> **Brief**
Copy the data below word for word, starting at the line that contains "154, 182, 172]" and ending after the line that contains "203, 63, 225]".

> **Records for this task**
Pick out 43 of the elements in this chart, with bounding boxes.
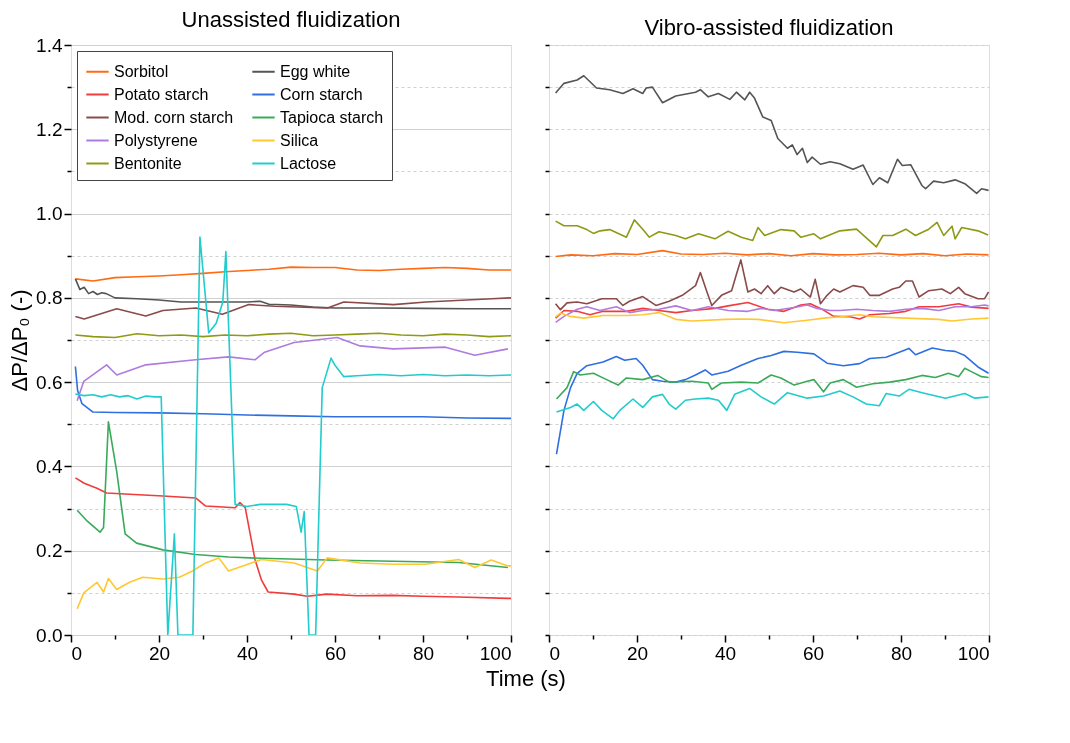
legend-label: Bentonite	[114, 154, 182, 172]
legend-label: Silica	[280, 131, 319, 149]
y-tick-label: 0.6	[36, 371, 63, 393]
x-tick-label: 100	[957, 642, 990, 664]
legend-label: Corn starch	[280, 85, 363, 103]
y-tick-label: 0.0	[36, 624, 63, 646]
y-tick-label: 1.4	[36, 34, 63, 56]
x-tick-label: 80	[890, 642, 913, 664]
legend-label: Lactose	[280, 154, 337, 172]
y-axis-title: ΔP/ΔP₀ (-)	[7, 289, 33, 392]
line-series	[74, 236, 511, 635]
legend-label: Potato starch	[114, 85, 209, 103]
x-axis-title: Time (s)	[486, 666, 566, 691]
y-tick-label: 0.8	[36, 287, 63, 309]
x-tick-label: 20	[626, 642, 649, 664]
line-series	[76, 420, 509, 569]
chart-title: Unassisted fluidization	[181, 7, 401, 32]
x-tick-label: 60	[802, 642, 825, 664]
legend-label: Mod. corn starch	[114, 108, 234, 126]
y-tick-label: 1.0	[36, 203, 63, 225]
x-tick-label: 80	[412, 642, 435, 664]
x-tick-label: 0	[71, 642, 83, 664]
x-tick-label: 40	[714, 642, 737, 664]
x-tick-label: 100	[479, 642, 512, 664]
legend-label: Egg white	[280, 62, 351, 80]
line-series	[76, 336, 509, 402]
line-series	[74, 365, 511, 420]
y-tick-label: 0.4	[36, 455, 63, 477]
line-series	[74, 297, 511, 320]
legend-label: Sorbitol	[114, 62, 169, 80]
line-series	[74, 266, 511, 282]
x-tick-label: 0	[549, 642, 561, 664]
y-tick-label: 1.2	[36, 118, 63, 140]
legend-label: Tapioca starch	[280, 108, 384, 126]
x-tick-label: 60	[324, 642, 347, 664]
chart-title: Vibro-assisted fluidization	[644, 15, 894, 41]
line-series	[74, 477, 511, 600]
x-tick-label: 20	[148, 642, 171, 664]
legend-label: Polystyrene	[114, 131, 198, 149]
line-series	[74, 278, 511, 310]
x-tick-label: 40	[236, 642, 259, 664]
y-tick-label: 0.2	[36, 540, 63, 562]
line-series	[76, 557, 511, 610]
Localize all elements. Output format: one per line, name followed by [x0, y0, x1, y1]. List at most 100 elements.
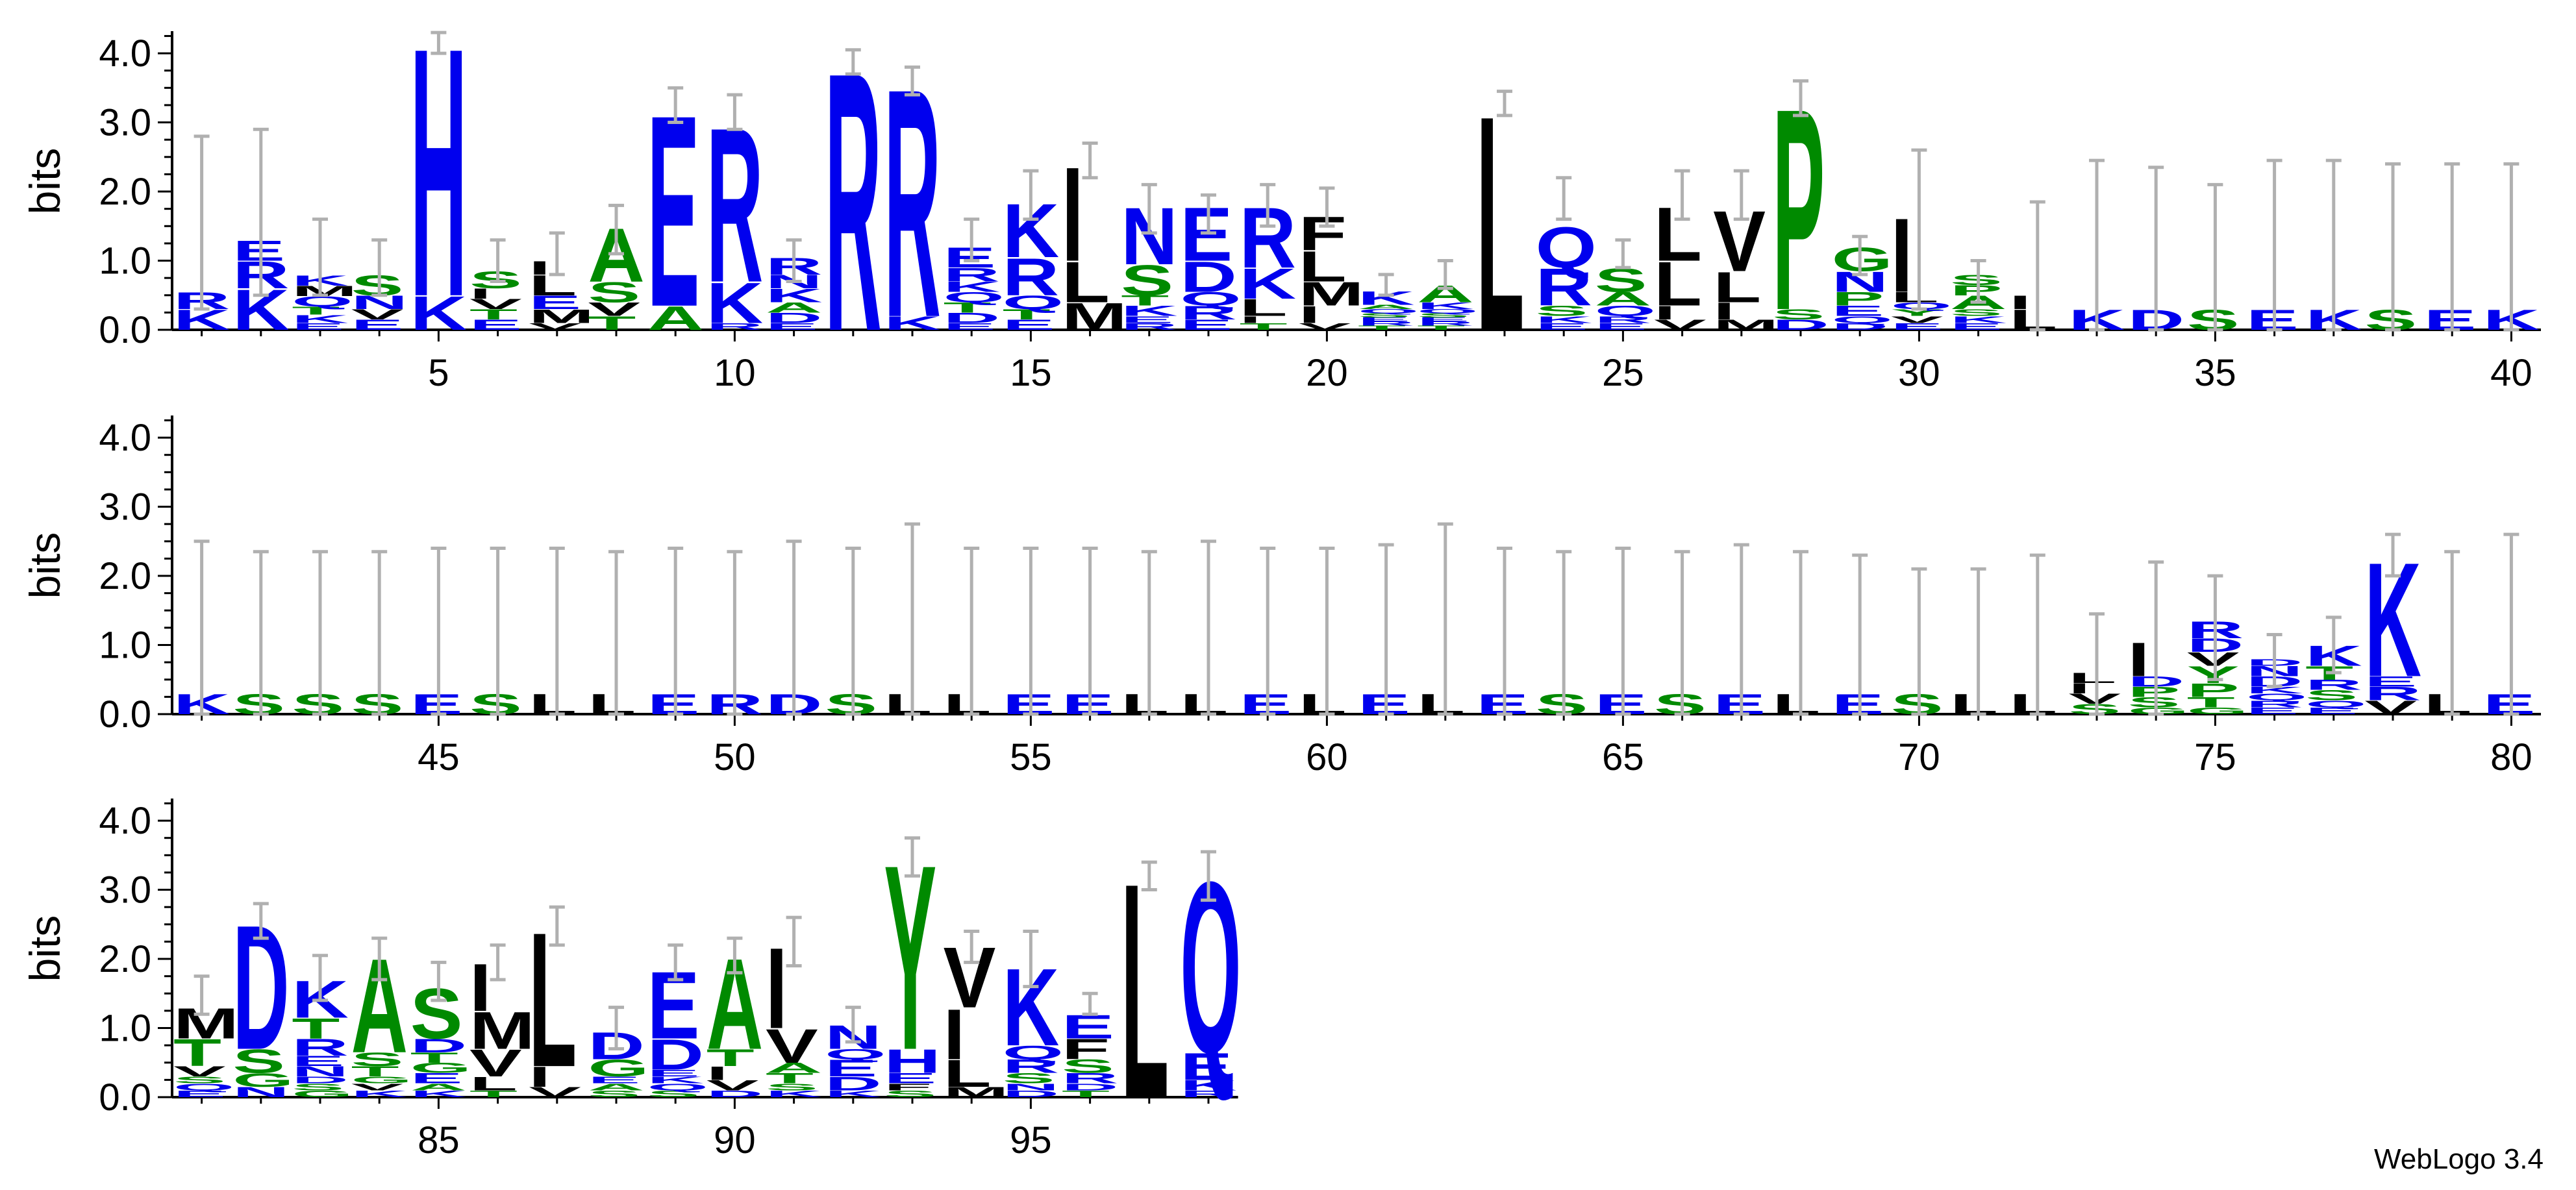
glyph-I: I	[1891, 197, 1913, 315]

> **Complete answer**
legend-label: Bentonite	[114, 154, 182, 172]
legend-label: Silica	[280, 131, 319, 149]
y-tick-label: 0.6	[36, 371, 63, 393]
x-tick-label: 100	[957, 642, 990, 664]
legend-label: Corn starch	[280, 85, 363, 103]
y-tick-label: 0.0	[36, 624, 63, 646]
y-tick-label: 1.4	[36, 34, 63, 56]
x-tick-label: 80	[890, 642, 913, 664]
legend-label: Lactose	[280, 154, 337, 172]
y-axis-title: ΔP/ΔP₀ (-)	[7, 289, 33, 392]
line-series	[74, 236, 511, 635]
legend-label: Potato starch	[114, 85, 209, 103]
x-axis-title: Time (s)	[486, 666, 566, 691]
y-tick-label: 0.8	[36, 287, 63, 309]
x-tick-label: 20	[626, 642, 649, 664]
line-series	[76, 420, 509, 569]
chart-title: Unassisted fluidization	[181, 7, 401, 32]
x-tick-label: 60	[802, 642, 825, 664]
legend-label: Mod. corn starch	[114, 108, 234, 126]
y-tick-label: 1.0	[36, 203, 63, 225]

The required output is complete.